• [Stated exercise] Write the listing below out again exactly, dropping the images.

• [Input material]
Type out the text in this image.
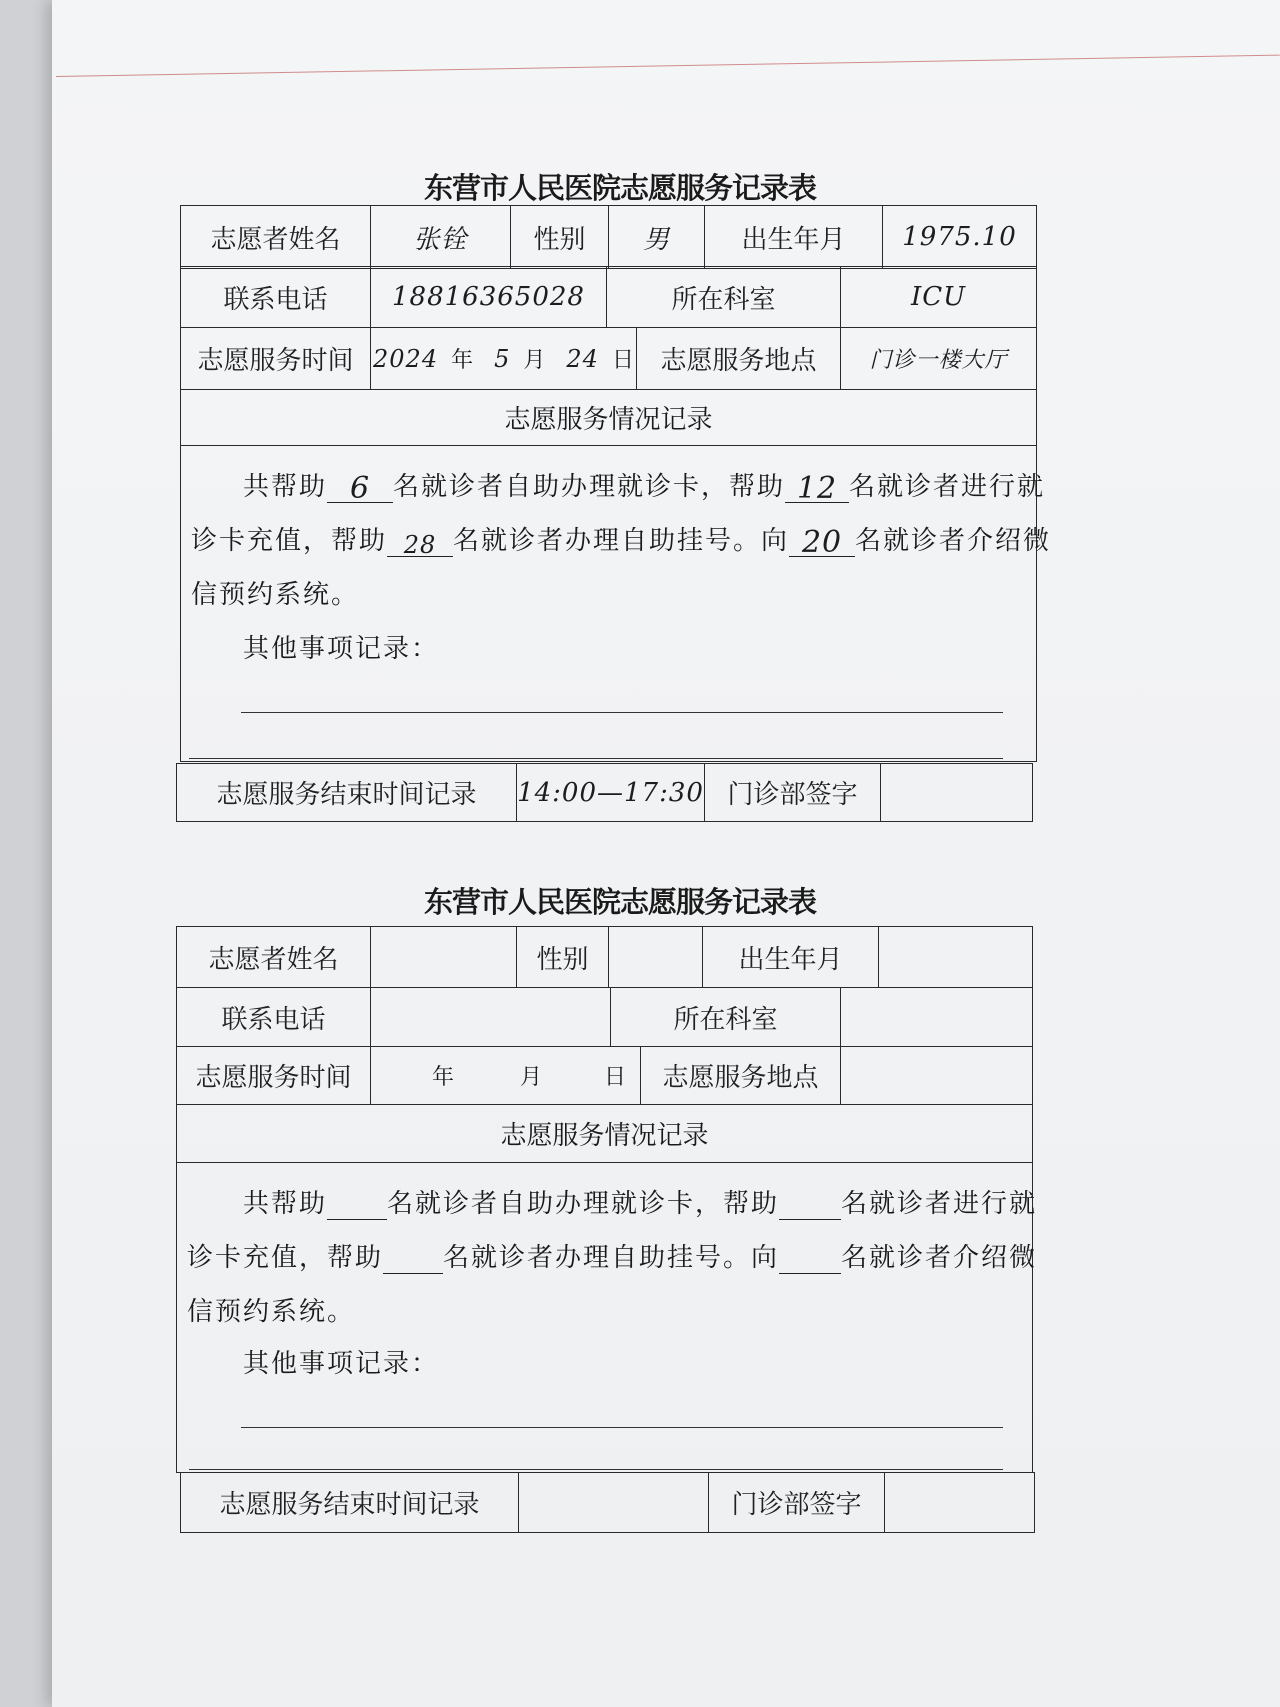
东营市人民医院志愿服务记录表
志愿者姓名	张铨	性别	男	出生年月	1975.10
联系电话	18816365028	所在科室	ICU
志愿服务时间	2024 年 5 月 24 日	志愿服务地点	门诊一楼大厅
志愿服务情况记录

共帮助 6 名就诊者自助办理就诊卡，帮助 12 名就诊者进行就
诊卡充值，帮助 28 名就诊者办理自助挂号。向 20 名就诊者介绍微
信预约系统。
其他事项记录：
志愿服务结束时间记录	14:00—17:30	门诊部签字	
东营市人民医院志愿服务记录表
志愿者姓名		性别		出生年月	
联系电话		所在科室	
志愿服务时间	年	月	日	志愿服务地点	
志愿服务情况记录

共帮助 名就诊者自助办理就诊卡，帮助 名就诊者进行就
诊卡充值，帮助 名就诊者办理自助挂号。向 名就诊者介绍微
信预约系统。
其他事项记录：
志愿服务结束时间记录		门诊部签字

• [Answer]
Type out the text in this image.
东营市人民医院志愿服务记录表
志愿者姓名	张铨	性别	男	出生年月	1975.10
联系电话	18816365028	所在科室	ICU
志愿服务时间	2024 年 5 月 24 日	志愿服务地点	门诊一楼大厅
志愿服务情况记录

共帮助 6 名就诊者自助办理就诊卡，帮助 12 名就诊者进行就
诊卡充值，帮助 28 名就诊者办理自助挂号。向 20 名就诊者介绍微
信预约系统。
其他事项记录：
志愿服务结束时间记录	14:00—17:30	门诊部签字	
东营市人民医院志愿服务记录表
志愿者姓名		性别		出生年月	
联系电话		所在科室	
志愿服务时间	年	月	日	志愿服务地点	
志愿服务情况记录

共帮助 名就诊者自助办理就诊卡，帮助 名就诊者进行就
诊卡充值，帮助 名就诊者办理自助挂号。向 名就诊者介绍微
信预约系统。
其他事项记录：
志愿服务结束时间记录		门诊部签字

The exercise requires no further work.